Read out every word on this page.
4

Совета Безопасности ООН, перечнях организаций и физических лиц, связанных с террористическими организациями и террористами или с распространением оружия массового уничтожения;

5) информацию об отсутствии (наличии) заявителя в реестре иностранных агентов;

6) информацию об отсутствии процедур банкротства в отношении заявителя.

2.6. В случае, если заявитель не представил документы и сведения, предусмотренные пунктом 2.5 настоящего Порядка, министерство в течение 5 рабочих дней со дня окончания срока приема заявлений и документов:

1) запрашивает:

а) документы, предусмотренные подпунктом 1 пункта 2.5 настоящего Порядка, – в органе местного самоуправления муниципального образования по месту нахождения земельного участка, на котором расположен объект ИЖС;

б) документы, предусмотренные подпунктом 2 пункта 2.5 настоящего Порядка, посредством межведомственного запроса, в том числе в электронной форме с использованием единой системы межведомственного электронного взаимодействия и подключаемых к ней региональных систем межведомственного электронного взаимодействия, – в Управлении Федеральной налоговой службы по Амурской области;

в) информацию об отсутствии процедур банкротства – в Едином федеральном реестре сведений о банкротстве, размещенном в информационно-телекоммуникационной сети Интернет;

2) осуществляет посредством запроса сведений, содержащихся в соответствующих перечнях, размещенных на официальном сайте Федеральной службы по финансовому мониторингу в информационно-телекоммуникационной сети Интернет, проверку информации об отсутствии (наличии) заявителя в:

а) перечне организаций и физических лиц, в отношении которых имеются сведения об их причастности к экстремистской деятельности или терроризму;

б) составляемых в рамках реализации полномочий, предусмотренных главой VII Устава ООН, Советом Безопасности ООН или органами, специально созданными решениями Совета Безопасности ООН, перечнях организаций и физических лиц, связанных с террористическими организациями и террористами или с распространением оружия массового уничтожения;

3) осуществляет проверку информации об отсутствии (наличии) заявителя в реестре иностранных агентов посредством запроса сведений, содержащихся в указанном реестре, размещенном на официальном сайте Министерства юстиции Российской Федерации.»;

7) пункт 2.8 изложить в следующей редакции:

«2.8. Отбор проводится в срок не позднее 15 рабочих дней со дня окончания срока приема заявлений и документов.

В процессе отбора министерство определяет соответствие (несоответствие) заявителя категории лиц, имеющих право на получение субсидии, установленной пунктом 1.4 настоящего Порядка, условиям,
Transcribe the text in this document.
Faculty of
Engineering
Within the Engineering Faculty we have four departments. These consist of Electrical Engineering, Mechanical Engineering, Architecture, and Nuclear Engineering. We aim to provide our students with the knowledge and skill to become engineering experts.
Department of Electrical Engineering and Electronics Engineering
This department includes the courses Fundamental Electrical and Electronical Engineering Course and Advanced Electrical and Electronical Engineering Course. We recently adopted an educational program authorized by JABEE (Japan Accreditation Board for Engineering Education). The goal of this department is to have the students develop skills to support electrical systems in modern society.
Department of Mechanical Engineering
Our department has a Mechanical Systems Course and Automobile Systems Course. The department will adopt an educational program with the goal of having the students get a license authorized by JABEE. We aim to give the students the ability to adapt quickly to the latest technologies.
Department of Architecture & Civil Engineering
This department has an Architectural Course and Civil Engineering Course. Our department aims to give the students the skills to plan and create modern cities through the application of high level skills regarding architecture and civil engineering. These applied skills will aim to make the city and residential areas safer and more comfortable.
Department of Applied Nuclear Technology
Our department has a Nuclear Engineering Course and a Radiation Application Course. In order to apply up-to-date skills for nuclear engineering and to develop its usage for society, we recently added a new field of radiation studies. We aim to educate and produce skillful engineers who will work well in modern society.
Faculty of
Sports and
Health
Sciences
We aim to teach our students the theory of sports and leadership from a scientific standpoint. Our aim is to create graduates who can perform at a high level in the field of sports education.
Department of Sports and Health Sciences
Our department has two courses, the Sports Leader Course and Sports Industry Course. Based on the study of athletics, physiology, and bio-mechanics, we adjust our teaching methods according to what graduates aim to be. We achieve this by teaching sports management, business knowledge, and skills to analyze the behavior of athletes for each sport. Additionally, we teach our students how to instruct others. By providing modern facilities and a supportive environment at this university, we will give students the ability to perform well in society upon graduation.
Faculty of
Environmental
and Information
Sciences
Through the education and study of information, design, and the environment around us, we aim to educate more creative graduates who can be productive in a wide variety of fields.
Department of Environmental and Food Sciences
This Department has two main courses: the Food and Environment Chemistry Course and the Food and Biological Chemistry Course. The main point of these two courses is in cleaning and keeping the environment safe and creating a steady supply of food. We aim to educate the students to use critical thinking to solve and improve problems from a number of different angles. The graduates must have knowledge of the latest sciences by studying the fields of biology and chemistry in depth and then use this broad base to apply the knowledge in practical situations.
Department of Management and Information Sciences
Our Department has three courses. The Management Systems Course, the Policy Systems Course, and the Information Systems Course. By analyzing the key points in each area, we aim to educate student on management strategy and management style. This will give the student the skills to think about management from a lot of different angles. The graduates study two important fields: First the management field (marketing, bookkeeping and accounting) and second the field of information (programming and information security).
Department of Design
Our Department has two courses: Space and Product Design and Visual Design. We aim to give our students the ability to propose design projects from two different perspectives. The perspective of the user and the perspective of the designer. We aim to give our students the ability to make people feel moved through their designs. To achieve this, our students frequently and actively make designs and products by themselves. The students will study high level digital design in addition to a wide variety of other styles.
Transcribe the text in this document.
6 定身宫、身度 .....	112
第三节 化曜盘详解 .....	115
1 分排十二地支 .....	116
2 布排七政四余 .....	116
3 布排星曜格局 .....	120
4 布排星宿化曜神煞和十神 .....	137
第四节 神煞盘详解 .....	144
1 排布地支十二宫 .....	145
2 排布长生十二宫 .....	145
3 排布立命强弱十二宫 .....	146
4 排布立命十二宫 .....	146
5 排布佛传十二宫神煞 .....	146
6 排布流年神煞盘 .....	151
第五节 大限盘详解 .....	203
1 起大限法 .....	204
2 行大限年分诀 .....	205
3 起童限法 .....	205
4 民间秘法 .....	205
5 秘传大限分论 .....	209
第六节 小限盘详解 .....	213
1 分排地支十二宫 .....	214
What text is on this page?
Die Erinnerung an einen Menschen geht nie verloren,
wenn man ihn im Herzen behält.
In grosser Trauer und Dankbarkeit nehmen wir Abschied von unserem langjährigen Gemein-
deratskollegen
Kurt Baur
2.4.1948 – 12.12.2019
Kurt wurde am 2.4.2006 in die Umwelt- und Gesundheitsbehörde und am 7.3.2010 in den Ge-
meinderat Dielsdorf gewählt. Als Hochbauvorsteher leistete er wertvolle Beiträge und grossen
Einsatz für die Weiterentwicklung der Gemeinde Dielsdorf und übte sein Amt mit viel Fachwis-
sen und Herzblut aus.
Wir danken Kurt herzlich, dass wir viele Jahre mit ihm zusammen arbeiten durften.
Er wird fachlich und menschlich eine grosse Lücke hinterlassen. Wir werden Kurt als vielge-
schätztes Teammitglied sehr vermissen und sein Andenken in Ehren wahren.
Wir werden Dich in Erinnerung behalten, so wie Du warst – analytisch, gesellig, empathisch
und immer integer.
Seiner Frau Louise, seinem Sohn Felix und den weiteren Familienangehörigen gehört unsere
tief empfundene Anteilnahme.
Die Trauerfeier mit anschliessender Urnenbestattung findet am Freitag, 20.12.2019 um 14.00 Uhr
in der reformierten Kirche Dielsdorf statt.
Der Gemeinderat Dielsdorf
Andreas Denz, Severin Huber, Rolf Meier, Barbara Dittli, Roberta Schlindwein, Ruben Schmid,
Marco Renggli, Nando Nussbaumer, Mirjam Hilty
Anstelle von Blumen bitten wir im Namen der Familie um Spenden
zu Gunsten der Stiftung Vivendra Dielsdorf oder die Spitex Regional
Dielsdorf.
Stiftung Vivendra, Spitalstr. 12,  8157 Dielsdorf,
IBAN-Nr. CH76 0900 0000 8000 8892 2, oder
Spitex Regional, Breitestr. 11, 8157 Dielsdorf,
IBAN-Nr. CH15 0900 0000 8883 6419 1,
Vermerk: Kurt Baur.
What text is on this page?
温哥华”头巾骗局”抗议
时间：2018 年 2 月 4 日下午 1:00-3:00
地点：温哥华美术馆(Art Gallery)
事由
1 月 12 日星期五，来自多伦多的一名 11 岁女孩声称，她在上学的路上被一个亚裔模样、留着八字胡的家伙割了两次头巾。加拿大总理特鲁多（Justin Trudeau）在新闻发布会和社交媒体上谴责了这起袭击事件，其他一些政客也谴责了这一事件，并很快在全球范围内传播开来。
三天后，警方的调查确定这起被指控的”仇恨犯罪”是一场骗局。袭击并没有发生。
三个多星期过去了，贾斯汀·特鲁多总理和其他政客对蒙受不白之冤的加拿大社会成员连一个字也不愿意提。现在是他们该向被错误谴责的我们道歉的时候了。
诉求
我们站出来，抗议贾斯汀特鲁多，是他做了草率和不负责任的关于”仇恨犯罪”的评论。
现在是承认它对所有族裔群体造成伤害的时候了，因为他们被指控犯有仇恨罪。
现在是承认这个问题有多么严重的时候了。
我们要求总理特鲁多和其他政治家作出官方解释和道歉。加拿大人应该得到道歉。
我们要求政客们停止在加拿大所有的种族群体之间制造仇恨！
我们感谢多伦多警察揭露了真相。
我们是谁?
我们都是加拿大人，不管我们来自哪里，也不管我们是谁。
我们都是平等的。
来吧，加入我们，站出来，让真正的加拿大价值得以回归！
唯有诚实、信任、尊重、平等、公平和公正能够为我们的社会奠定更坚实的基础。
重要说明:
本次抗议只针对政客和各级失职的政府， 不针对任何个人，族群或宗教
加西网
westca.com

◆ The task
Copy each line of the records that contains the word "настоящего".

◆ Exercise output
2.6. В случае, если заявитель не представил документы и сведения, предусмотренные пунктом 2.5 настоящего Порядка, министерство в течение 5 рабочих дней со дня окончания срока приема заявлений и документов:
а) документы, предусмотренные подпунктом 1 пункта 2.5 настоящего Порядка, – в органе местного самоуправления муниципального образования по месту нахождения земельного участка, на котором расположен объект ИЖС;
б) документы, предусмотренные подпунктом 2 пункта 2.5 настоящего Порядка, посредством межведомственного запроса, в том числе в электронной форме с использованием единой системы межведомственного электронного взаимодействия и подключаемых к ней региональных систем межведомственного электронного взаимодействия, – в Управлении Федеральной налоговой службы по Амурской области;
В процессе отбора министерство определяет соответствие (несоответствие) заявителя категории лиц, имеющих право на получение субсидии, установленной пунктом 1.4 настоящего Порядка, условиям,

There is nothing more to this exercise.